PROBLEM DESCRIPTION:
Your task is to output the listing word for word, with pictures excluded.

· · · · ·

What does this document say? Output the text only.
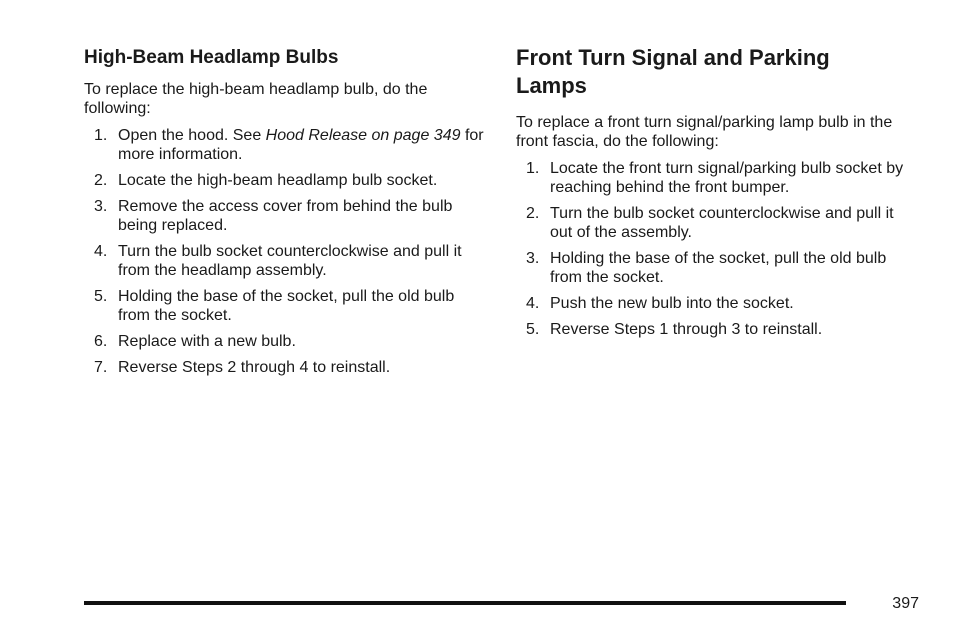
High-Beam Headlamp Bulbs

To replace the high-beam headlamp bulb, do the following:

1. Open the hood. See Hood Release on page 349 for more information.
2. Locate the high-beam headlamp bulb socket.
3. Remove the access cover from behind the bulb being replaced.
4. Turn the bulb socket counterclockwise and pull it from the headlamp assembly.
5. Holding the base of the socket, pull the old bulb from the socket.
6. Replace with a new bulb.
7. Reverse Steps 2 through 4 to reinstall.
Front Turn Signal and Parking Lamps

To replace a front turn signal/parking lamp bulb in the front fascia, do the following:

1. Locate the front turn signal/parking bulb socket by reaching behind the front bumper.
2. Turn the bulb socket counterclockwise and pull it out of the assembly.
3. Holding the base of the socket, pull the old bulb from the socket.
4. Push the new bulb into the socket.
5. Reverse Steps 1 through 3 to reinstall.
397
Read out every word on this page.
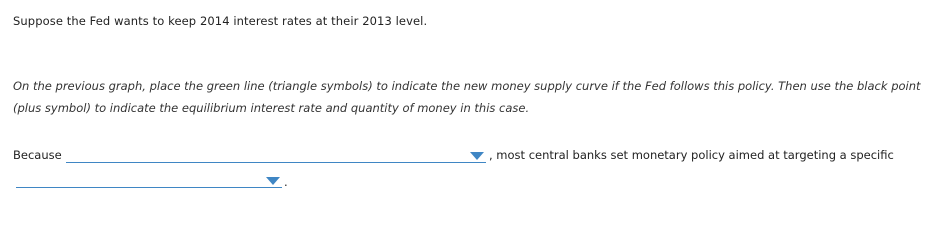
Suppose the Fed wants to keep 2014 interest rates at their 2013 level.

On the previous graph, place the green line (triangle symbols) to indicate the new money supply curve if the Fed follows this policy. Then use the black point (plus symbol) to indicate the equilibrium interest rate and quantity of money in this case.

Because	, most central banks set monetary policy aimed at targeting a specific
.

· · · · ·

OUTPUT FOR THIS EXERCISE:
What does this document say? Output the text only.
High-Beam Headlamp Bulbs

To replace the high-beam headlamp bulb, do the following:

1. Open the hood. See Hood Release on page 349 for more information.
2. Locate the high-beam headlamp bulb socket.
3. Remove the access cover from behind the bulb being replaced.
4. Turn the bulb socket counterclockwise and pull it from the headlamp assembly.
5. Holding the base of the socket, pull the old bulb from the socket.
6. Replace with a new bulb.
7. Reverse Steps 2 through 4 to reinstall.
Front Turn Signal and Parking Lamps

To replace a front turn signal/parking lamp bulb in the front fascia, do the following:

1. Locate the front turn signal/parking bulb socket by reaching behind the front bumper.
2. Turn the bulb socket counterclockwise and pull it out of the assembly.
3. Holding the base of the socket, pull the old bulb from the socket.
4. Push the new bulb into the socket.
5. Reverse Steps 1 through 3 to reinstall.
397
Read out every word on this page.
Suppose the Fed wants to keep 2014 interest rates at their 2013 level.

On the previous graph, place the green line (triangle symbols) to indicate the new money supply curve if the Fed follows this policy. Then use the black point (plus symbol) to indicate the equilibrium interest rate and quantity of money in this case.

Because	, most central banks set monetary policy aimed at targeting a specific
.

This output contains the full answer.